[Excerpt from a dataset]
----

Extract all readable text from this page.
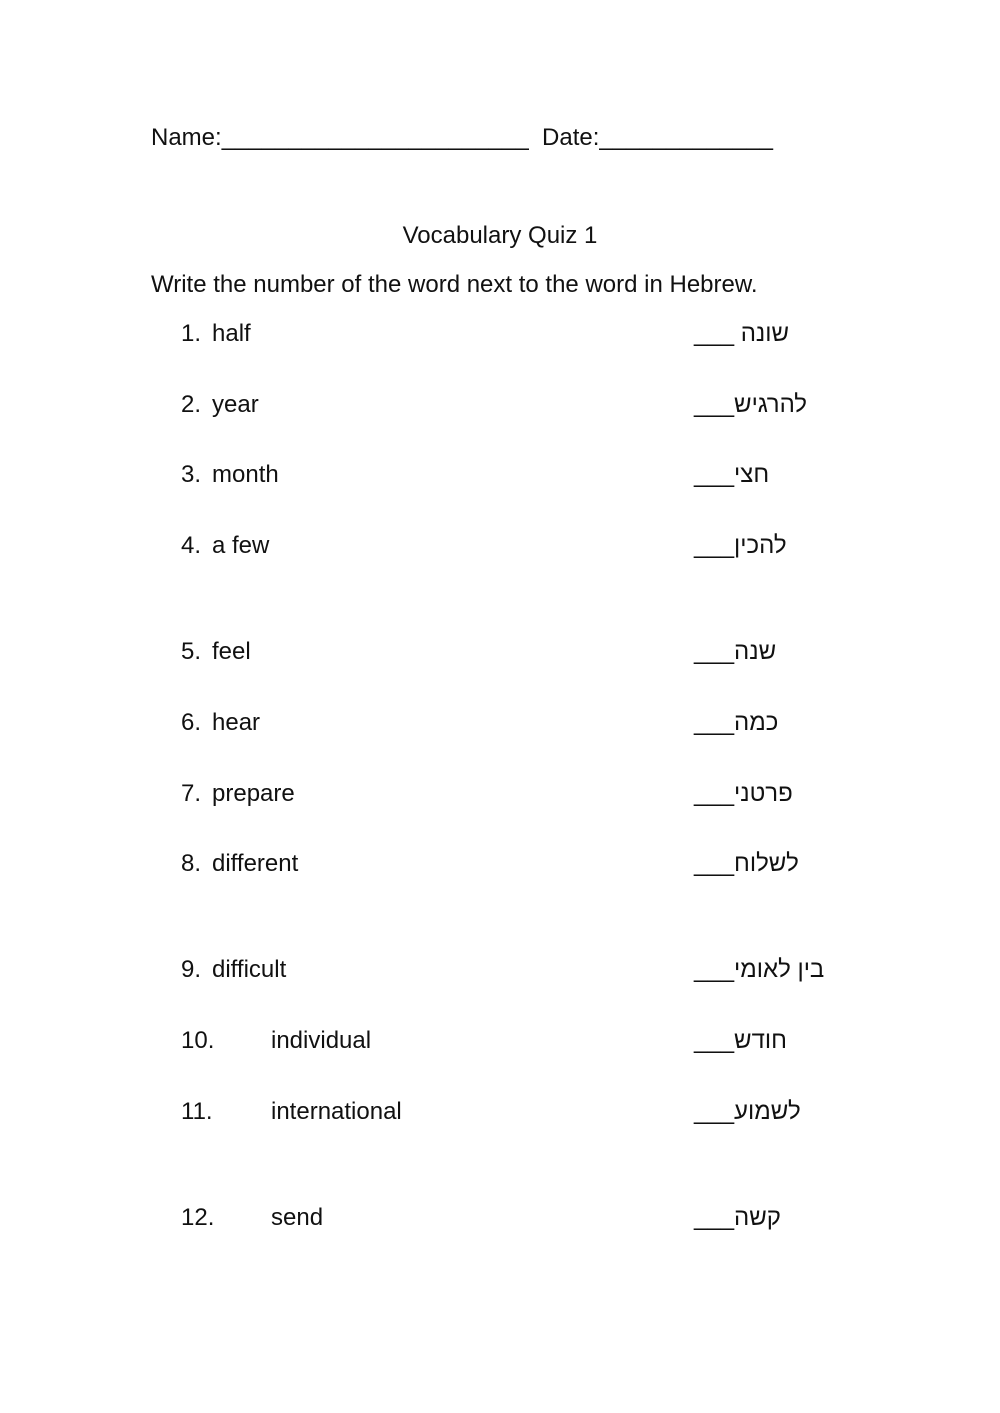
Name:_______________________ Date:_____________
Vocabulary Quiz 1
Write the number of the word next to the word in Hebrew.
1. half	___ שונה
2. year	___להרגיש
3. month	___חצי
4. a few	___להכין
5. feel	___שנה
6. hear	___כמה
7. prepare	___פרטני
8. different	___לשלוח
9. difficult	___בין לאומי
10. individual	___חודש
11. international	___לשמוע
12. send	___קשה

----

*EXERCISE BRIEF*
The listing above must be printed again exactly, minus its pictures.

*WRITTEN RESPONSE*
Extract all readable text from this page.
Name:_______________________ Date:_____________
Vocabulary Quiz 1
Write the number of the word next to the word in Hebrew.
1. half	___ שונה
2. year	___להרגיש
3. month	___חצי
4. a few	___להכין
5. feel	___שנה
6. hear	___כמה
7. prepare	___פרטני
8. different	___לשלוח
9. difficult	___בין לאומי
10. individual	___חודש
11. international	___לשמוע
12. send	___קשה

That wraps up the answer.